Tout démarre un « coup de comm’ » d’un architecte, Philippe De Bloos, en 2010, lequel présente au salon immobilier Realty, un projet appelé « Rives » et consistant en la transformation radicale du quai industriel de Biestebroeck. Alors que la rive droite du canal à cet endroit d’Anderlecht est affectée dans son ensemble en « zone d’industrie urbaine » (ZIU), l’investisseur vend le concept de « vivre, travailler et se détendre au bord de l’eau », et par la magie d’une maquette et d’une animation en image de synthèse, pare le quai d’une marina digne de Dubaï et bordée de logements de luxe…

La première marina prend l’eau

Par sa démesure et son incongruité (et malgré la promesse farfelue de créer 5 000 emplois grâce à cette métamorphose !), cette première mouture de marina, s’étalant sur 45 hectares le long de 300 mètres de quais, sembla vite classée dans les archives des projets urbanistiques mégalomanes heureusement jamais réalisés. Mais l’effet d’annonce de l’architecte-promoteur avait marqué les esprits et lancé une dynamique qui lui échappa d’ailleurs rapidement.

L’idée d’une marina avait fait des adeptes, dont le bourgmestre d’alors Gaëtan Van Goidsenhoven, qui y vit l’opportunité de se débarrasser de ce qu’il qualifia de « ghetto industriel crapoteux ».

Plusieurs promoteurs se mirent à acquérir d’importantes parcelles dans le périmètre, faisant monter les valeurs foncières de ces terrains pourtant alors toujours affectés à l’industrie dans le PRAS (Plan régional d’affectation du sol).

**Segment de données**
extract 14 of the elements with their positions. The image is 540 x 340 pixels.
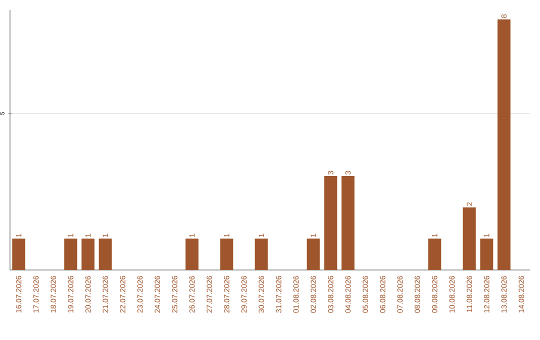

**Demande**
Pouvez-vous reproduire en entier l'article sur le projet de marina à Biestebroeck, sans y changer un seul mot ?

**Réponse rédigée**
Tout démarre un « coup de comm’ » d’un architecte, Philippe De Bloos, en 2010, lequel présente au salon immobilier Realty, un projet appelé « Rives » et consistant en la transformation radicale du quai industriel de Biestebroeck. Alors que la rive droite du canal à cet endroit d’Anderlecht est affectée dans son ensemble en « zone d’industrie urbaine » (ZIU), l’investisseur vend le concept de « vivre, travailler et se détendre au bord de l’eau », et par la magie d’une maquette et d’une animation en image de synthèse, pare le quai d’une marina digne de Dubaï et bordée de logements de luxe…

La première marina prend l’eau

Par sa démesure et son incongruité (et malgré la promesse farfelue de créer 5 000 emplois grâce à cette métamorphose !), cette première mouture de marina, s’étalant sur 45 hectares le long de 300 mètres de quais, sembla vite classée dans les archives des projets urbanistiques mégalomanes heureusement jamais réalisés. Mais l’effet d’annonce de l’architecte-promoteur avait marqué les esprits et lancé une dynamique qui lui échappa d’ailleurs rapidement.

L’idée d’une marina avait fait des adeptes, dont le bourgmestre d’alors Gaëtan Van Goidsenhoven, qui y vit l’opportunité de se débarrasser de ce qu’il qualifia de « ghetto industriel crapoteux ».

Plusieurs promoteurs se mirent à acquérir d’importantes parcelles dans le périmètre, faisant monter les valeurs foncières de ces terrains pourtant alors toujours affectés à l’industrie dans le PRAS (Plan régional d’affectation du sol).